▶ PASSAGE TO READ:
Permissive hypoxaemia describes a concept in which a lower level of arterial oxygenation (PaO2) than usual is accepted to avoid the detrimental effects of high fractional inspired oxygen and invasive mechanical ventilation. Currently however, no specific threshold is known that defines permissive hypoxaemia, and its use in adults remains formally untested. The importance of this systematic review is thus to determine whether any substantial evidence is available to support the notion that permissive hypoxaemia may improve clinical outcomes in mechanically ventilated critically ill patients.


We assessed whether permissive hypoxaemia (accepting a lower PaO2 than is current practice) in mechanically ventilated critically ill patients affects patient morbidity and mortality. We planned to conduct subgroup and sensitivity analyses and to examine the role of bias to determine the level of evidence provided.

▶ WORK TASK: Copy the part of the passage on permissive hypoxaemia that opens with the words containing "We assessed whether" and closes with "of evidence provided.", changing "subgroup" to "subset". The items are separate material and have no connection to the passage on permissive hypoxaemia.

▶ ENTRIES PROVIDED:
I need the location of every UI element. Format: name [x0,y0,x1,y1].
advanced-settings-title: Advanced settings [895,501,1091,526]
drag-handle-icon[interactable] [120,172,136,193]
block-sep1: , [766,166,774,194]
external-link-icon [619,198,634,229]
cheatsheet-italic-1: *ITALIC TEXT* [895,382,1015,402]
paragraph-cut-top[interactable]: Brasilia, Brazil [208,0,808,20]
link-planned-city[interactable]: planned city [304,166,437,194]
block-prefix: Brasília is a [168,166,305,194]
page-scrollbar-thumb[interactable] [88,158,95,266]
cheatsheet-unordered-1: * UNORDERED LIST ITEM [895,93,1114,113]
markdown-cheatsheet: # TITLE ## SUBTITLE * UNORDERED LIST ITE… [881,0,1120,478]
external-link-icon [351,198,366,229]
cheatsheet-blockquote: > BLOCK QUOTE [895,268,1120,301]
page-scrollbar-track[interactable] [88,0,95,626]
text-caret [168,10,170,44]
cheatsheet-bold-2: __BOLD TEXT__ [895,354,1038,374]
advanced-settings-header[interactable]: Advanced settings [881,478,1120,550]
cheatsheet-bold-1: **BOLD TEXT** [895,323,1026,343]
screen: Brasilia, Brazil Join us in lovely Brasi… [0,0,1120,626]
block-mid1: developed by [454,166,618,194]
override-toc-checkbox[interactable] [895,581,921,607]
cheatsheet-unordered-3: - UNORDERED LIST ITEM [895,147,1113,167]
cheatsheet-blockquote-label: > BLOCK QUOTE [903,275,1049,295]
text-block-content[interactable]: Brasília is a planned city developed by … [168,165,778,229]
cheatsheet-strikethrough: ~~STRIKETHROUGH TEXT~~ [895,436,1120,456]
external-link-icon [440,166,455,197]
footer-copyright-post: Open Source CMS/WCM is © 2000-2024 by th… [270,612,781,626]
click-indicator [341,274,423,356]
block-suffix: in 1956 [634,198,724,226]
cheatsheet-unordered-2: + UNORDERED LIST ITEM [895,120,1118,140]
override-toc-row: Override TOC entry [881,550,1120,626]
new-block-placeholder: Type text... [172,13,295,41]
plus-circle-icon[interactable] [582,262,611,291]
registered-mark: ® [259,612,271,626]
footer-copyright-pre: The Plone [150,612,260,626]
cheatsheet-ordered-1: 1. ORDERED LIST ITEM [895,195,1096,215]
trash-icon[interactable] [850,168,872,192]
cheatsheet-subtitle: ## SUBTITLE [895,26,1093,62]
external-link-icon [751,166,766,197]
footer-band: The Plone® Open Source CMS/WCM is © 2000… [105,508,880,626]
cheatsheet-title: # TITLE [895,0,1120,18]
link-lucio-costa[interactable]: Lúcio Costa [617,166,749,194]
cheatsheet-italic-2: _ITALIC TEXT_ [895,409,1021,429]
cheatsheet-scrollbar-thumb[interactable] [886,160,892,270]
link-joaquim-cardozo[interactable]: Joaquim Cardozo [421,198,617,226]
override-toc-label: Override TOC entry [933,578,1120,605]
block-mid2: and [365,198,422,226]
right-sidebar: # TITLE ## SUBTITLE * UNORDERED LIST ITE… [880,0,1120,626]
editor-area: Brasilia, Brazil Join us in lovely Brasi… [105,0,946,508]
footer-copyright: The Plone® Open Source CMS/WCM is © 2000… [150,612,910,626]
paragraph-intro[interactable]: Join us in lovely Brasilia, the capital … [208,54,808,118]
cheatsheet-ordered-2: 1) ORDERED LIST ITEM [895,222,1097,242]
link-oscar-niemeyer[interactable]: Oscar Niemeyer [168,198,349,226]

▶ EXERCISE ANSWER:
We assessed whether permissive hypoxaemia (accepting a lower PaO2 than is current practice) in mechanically ventilated critically ill patients affects patient morbidity and mortality. We planned to conduct subset and sensitivity analyses and to examine the role of bias to determine the level of evidence provided.